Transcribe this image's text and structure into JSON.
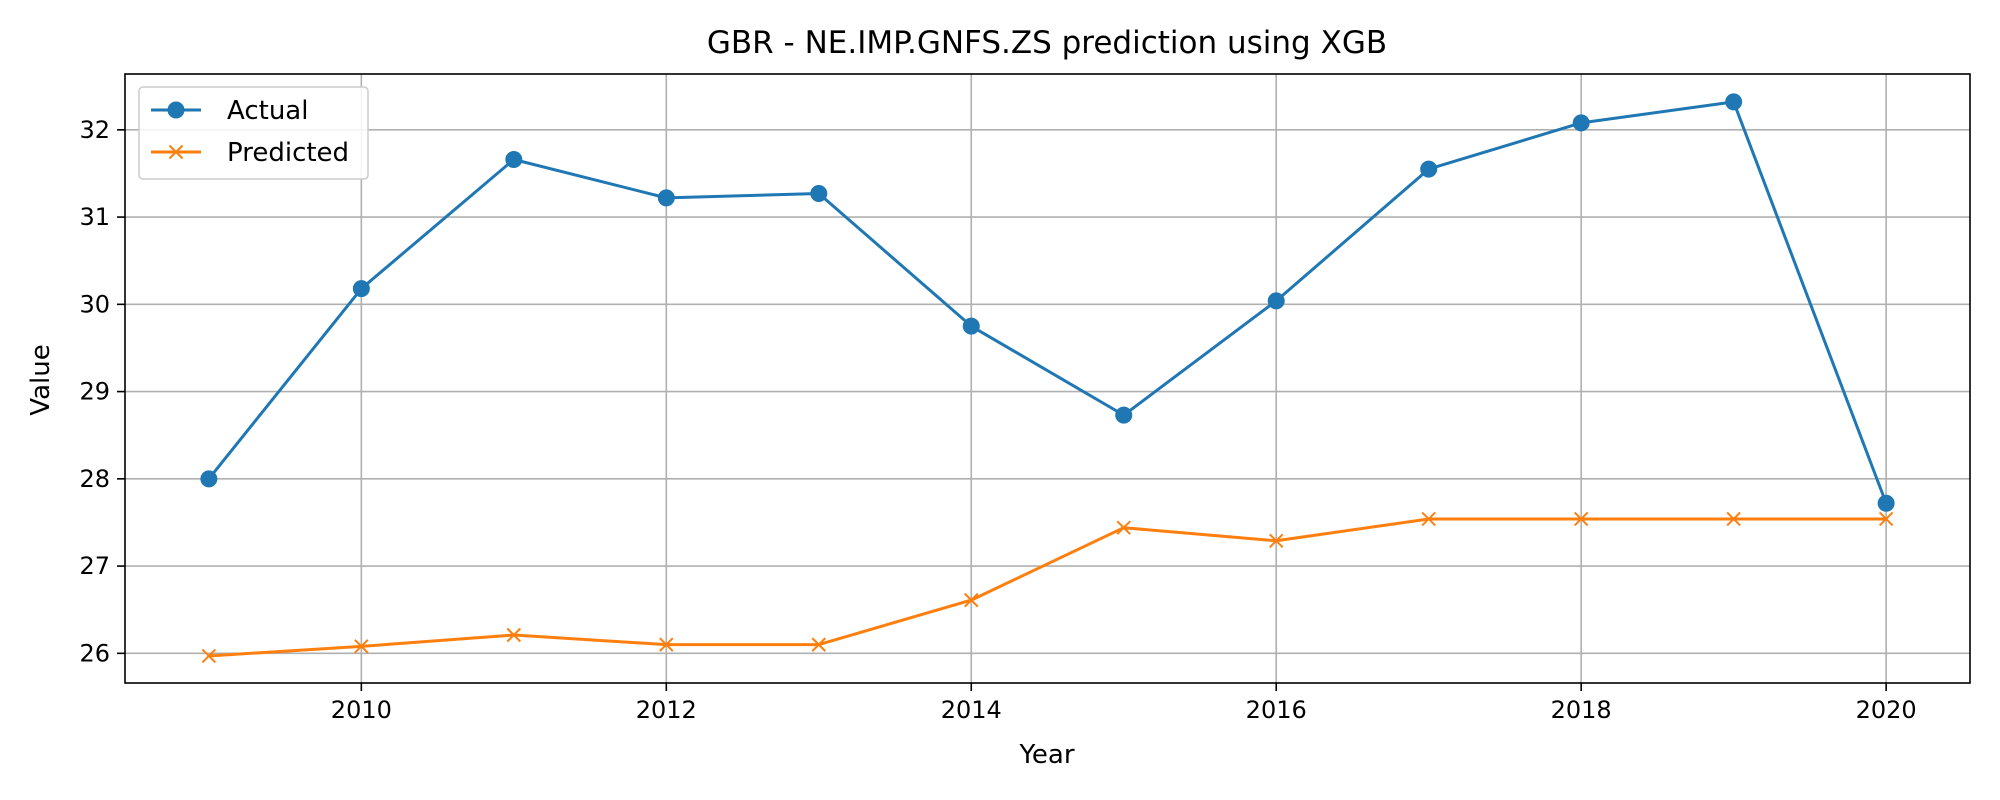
{
  "chart_data": {
    "type": "line",
    "title": "GBR - NE.IMP.GNFS.ZS prediction using XGB",
    "xlabel": "Year",
    "ylabel": "Value",
    "x": [
      2009,
      2010,
      2011,
      2012,
      2013,
      2014,
      2015,
      2016,
      2017,
      2018,
      2019,
      2020
    ],
    "xlim": [
      2008.45,
      2020.55
    ],
    "ylim": [
      25.66,
      32.64
    ],
    "xticks": [
      2010,
      2012,
      2014,
      2016,
      2018,
      2020
    ],
    "yticks": [
      26,
      27,
      28,
      29,
      30,
      31,
      32
    ],
    "grid": true,
    "legend_position": "upper-left",
    "series": [
      {
        "name": "Actual",
        "color": "#1f77b4",
        "marker": "circle",
        "values": [
          28.0,
          30.18,
          31.66,
          31.22,
          31.27,
          29.75,
          28.73,
          30.04,
          31.55,
          32.08,
          32.32,
          27.72
        ]
      },
      {
        "name": "Predicted",
        "color": "#ff7f0e",
        "marker": "x",
        "values": [
          25.97,
          26.08,
          26.21,
          26.1,
          26.1,
          26.61,
          27.44,
          27.29,
          27.54,
          27.54,
          27.54,
          27.54
        ]
      }
    ]
  }
}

- [Task]
Every record above should be written out again exactly; the pictures stay out of the copy.

- [Exercise answer]
Transcribe this image's text and structure into JSON.
{
  "chart_data": {
    "type": "line",
    "title": "GBR - NE.IMP.GNFS.ZS prediction using XGB",
    "xlabel": "Year",
    "ylabel": "Value",
    "x": [
      2009,
      2010,
      2011,
      2012,
      2013,
      2014,
      2015,
      2016,
      2017,
      2018,
      2019,
      2020
    ],
    "xlim": [
      2008.45,
      2020.55
    ],
    "ylim": [
      25.66,
      32.64
    ],
    "xticks": [
      2010,
      2012,
      2014,
      2016,
      2018,
      2020
    ],
    "yticks": [
      26,
      27,
      28,
      29,
      30,
      31,
      32
    ],
    "grid": true,
    "legend_position": "upper-left",
    "series": [
      {
        "name": "Actual",
        "color": "#1f77b4",
        "marker": "circle",
        "values": [
          28.0,
          30.18,
          31.66,
          31.22,
          31.27,
          29.75,
          28.73,
          30.04,
          31.55,
          32.08,
          32.32,
          27.72
        ]
      },
      {
        "name": "Predicted",
        "color": "#ff7f0e",
        "marker": "x",
        "values": [
          25.97,
          26.08,
          26.21,
          26.1,
          26.1,
          26.61,
          27.44,
          27.29,
          27.54,
          27.54,
          27.54,
          27.54
        ]
      }
    ]
  }
}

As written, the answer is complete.